Retype each entry below, keeping every character the same.

※ ※ ※

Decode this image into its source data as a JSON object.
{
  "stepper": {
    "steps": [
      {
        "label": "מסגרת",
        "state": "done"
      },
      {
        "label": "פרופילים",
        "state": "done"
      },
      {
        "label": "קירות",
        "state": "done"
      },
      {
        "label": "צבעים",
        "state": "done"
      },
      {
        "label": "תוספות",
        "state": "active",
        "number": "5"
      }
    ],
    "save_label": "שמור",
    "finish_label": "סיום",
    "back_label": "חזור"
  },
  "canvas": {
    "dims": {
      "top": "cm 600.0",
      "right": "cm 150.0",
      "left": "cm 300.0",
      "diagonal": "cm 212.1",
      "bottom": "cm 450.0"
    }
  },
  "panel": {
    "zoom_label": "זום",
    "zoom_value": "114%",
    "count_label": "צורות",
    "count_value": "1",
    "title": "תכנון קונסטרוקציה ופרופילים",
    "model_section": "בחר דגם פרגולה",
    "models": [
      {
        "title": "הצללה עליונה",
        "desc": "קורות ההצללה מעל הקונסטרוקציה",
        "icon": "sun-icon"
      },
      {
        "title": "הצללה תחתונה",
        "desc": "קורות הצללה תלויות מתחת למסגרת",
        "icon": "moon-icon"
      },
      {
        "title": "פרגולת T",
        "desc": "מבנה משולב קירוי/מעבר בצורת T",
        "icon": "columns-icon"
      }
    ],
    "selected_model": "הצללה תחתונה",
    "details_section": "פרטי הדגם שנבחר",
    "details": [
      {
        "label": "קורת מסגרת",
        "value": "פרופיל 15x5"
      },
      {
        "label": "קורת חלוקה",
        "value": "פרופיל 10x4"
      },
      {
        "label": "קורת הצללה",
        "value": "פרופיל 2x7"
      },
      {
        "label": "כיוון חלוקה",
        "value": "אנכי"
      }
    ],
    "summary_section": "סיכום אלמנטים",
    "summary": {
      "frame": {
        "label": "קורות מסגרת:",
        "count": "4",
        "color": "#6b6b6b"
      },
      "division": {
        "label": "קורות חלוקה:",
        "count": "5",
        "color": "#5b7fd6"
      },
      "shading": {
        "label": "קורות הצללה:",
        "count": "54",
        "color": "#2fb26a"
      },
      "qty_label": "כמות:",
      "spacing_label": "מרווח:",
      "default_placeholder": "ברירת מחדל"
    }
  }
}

※ ※ ※

> [SOLVED EXERCISE]
Decode this image into its source data as a JSON object.
{
  "stepper": {
    "steps": [
      {
        "label": "מסגרת",
        "state": "done"
      },
      {
        "label": "פרופילים",
        "state": "done"
      },
      {
        "label": "קירות",
        "state": "done"
      },
      {
        "label": "צבעים",
        "state": "done"
      },
      {
        "label": "תוספות",
        "state": "active",
        "number": "5"
      }
    ],
    "save_label": "שמור",
    "finish_label": "סיום",
    "back_label": "חזור"
  },
  "canvas": {
    "dims": {
      "top": "cm 600.0",
      "right": "cm 150.0",
      "left": "cm 300.0",
      "diagonal": "cm 212.1",
      "bottom": "cm 450.0"
    }
  },
  "panel": {
    "zoom_label": "זום",
    "zoom_value": "114%",
    "count_label": "צורות",
    "count_value": "1",
    "title": "תכנון קונסטרוקציה ופרופילים",
    "model_section": "בחר דגם פרגולה",
    "models": [
      {
        "title": "הצללה עליונה",
        "desc": "קורות ההצללה מעל הקונסטרוקציה",
        "icon": "sun-icon"
      },
      {
        "title": "הצללה תחתונה",
        "desc": "קורות הצללה תלויות מתחת למסגרת",
        "icon": "moon-icon"
      },
      {
        "title": "פרגולת T",
        "desc": "מבנה משולב קירוי/מעבר בצורת T",
        "icon": "columns-icon"
      }
    ],
    "selected_model": "הצללה תחתונה",
    "details_section": "פרטי הדגם שנבחר",
    "details": [
      {
        "label": "קורת מסגרת",
        "value": "פרופיל 15x5"
      },
      {
        "label": "קורת חלוקה",
        "value": "פרופיל 10x4"
      },
      {
        "label": "קורת הצללה",
        "value": "פרופיל 2x7"
      },
      {
        "label": "כיוון חלוקה",
        "value": "אנכי"
      }
    ],
    "summary_section": "סיכום אלמנטים",
    "summary": {
      "frame": {
        "label": "קורות מסגרת:",
        "count": "4",
        "color": "#6b6b6b"
      },
      "division": {
        "label": "קורות חלוקה:",
        "count": "5",
        "color": "#5b7fd6"
      },
      "shading": {
        "label": "קורות הצללה:",
        "count": "54",
        "color": "#2fb26a"
      },
      "qty_label": "כמות:",
      "spacing_label": "מרווח:",
      "default_placeholder": "ברירת מחדל"
    }
  }
}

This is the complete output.